▸ **YOUR GOAL**
Return every line below as is, leaving out the pictures.

▸ **MATERIAL SHOWN**
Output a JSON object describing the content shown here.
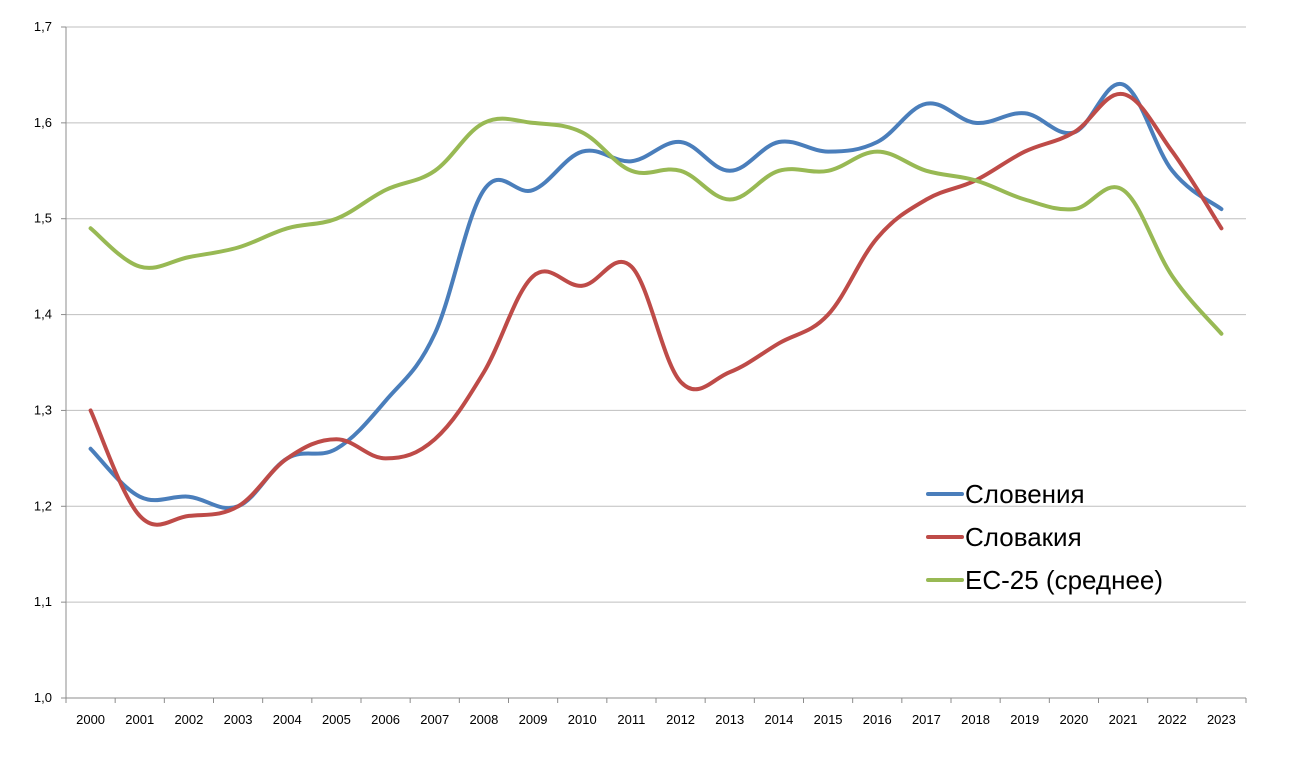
{
  "chart_data": {
    "type": "line",
    "title": "",
    "xlabel": "",
    "ylabel": "",
    "ylim": [
      1.0,
      1.7
    ],
    "grid": true,
    "legend_position": "right-bottom",
    "y_ticks": [
      "1,0",
      "1,1",
      "1,2",
      "1,3",
      "1,4",
      "1,5",
      "1,6",
      "1,7"
    ],
    "categories": [
      "2000",
      "2001",
      "2002",
      "2003",
      "2004",
      "2005",
      "2006",
      "2007",
      "2008",
      "2009",
      "2010",
      "2011",
      "2012",
      "2013",
      "2014",
      "2015",
      "2016",
      "2017",
      "2018",
      "2019",
      "2020",
      "2021",
      "2022",
      "2023"
    ],
    "series": [
      {
        "name": "Словения",
        "color": "#4a7ebb",
        "values": [
          1.26,
          1.21,
          1.21,
          1.2,
          1.25,
          1.26,
          1.31,
          1.38,
          1.53,
          1.53,
          1.57,
          1.56,
          1.58,
          1.55,
          1.58,
          1.57,
          1.58,
          1.62,
          1.6,
          1.61,
          1.59,
          1.64,
          1.55,
          1.51
        ]
      },
      {
        "name": "Словакия",
        "color": "#be4b48",
        "values": [
          1.3,
          1.19,
          1.19,
          1.2,
          1.25,
          1.27,
          1.25,
          1.27,
          1.34,
          1.44,
          1.43,
          1.45,
          1.33,
          1.34,
          1.37,
          1.4,
          1.48,
          1.52,
          1.54,
          1.57,
          1.59,
          1.63,
          1.57,
          1.49
        ]
      },
      {
        "name": "ЕС-25 (среднее)",
        "color": "#98b954",
        "values": [
          1.49,
          1.45,
          1.46,
          1.47,
          1.49,
          1.5,
          1.53,
          1.55,
          1.6,
          1.6,
          1.59,
          1.55,
          1.55,
          1.52,
          1.55,
          1.55,
          1.57,
          1.55,
          1.54,
          1.52,
          1.51,
          1.53,
          1.44,
          1.38
        ]
      }
    ]
  }
}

▸ **FINAL ANSWER**
Output a JSON object describing the content shown here.
{
  "chart_data": {
    "type": "line",
    "title": "",
    "xlabel": "",
    "ylabel": "",
    "ylim": [
      1.0,
      1.7
    ],
    "grid": true,
    "legend_position": "right-bottom",
    "y_ticks": [
      "1,0",
      "1,1",
      "1,2",
      "1,3",
      "1,4",
      "1,5",
      "1,6",
      "1,7"
    ],
    "categories": [
      "2000",
      "2001",
      "2002",
      "2003",
      "2004",
      "2005",
      "2006",
      "2007",
      "2008",
      "2009",
      "2010",
      "2011",
      "2012",
      "2013",
      "2014",
      "2015",
      "2016",
      "2017",
      "2018",
      "2019",
      "2020",
      "2021",
      "2022",
      "2023"
    ],
    "series": [
      {
        "name": "Словения",
        "color": "#4a7ebb",
        "values": [
          1.26,
          1.21,
          1.21,
          1.2,
          1.25,
          1.26,
          1.31,
          1.38,
          1.53,
          1.53,
          1.57,
          1.56,
          1.58,
          1.55,
          1.58,
          1.57,
          1.58,
          1.62,
          1.6,
          1.61,
          1.59,
          1.64,
          1.55,
          1.51
        ]
      },
      {
        "name": "Словакия",
        "color": "#be4b48",
        "values": [
          1.3,
          1.19,
          1.19,
          1.2,
          1.25,
          1.27,
          1.25,
          1.27,
          1.34,
          1.44,
          1.43,
          1.45,
          1.33,
          1.34,
          1.37,
          1.4,
          1.48,
          1.52,
          1.54,
          1.57,
          1.59,
          1.63,
          1.57,
          1.49
        ]
      },
      {
        "name": "ЕС-25 (среднее)",
        "color": "#98b954",
        "values": [
          1.49,
          1.45,
          1.46,
          1.47,
          1.49,
          1.5,
          1.53,
          1.55,
          1.6,
          1.6,
          1.59,
          1.55,
          1.55,
          1.52,
          1.55,
          1.55,
          1.57,
          1.55,
          1.54,
          1.52,
          1.51,
          1.53,
          1.44,
          1.38
        ]
      }
    ]
  }
}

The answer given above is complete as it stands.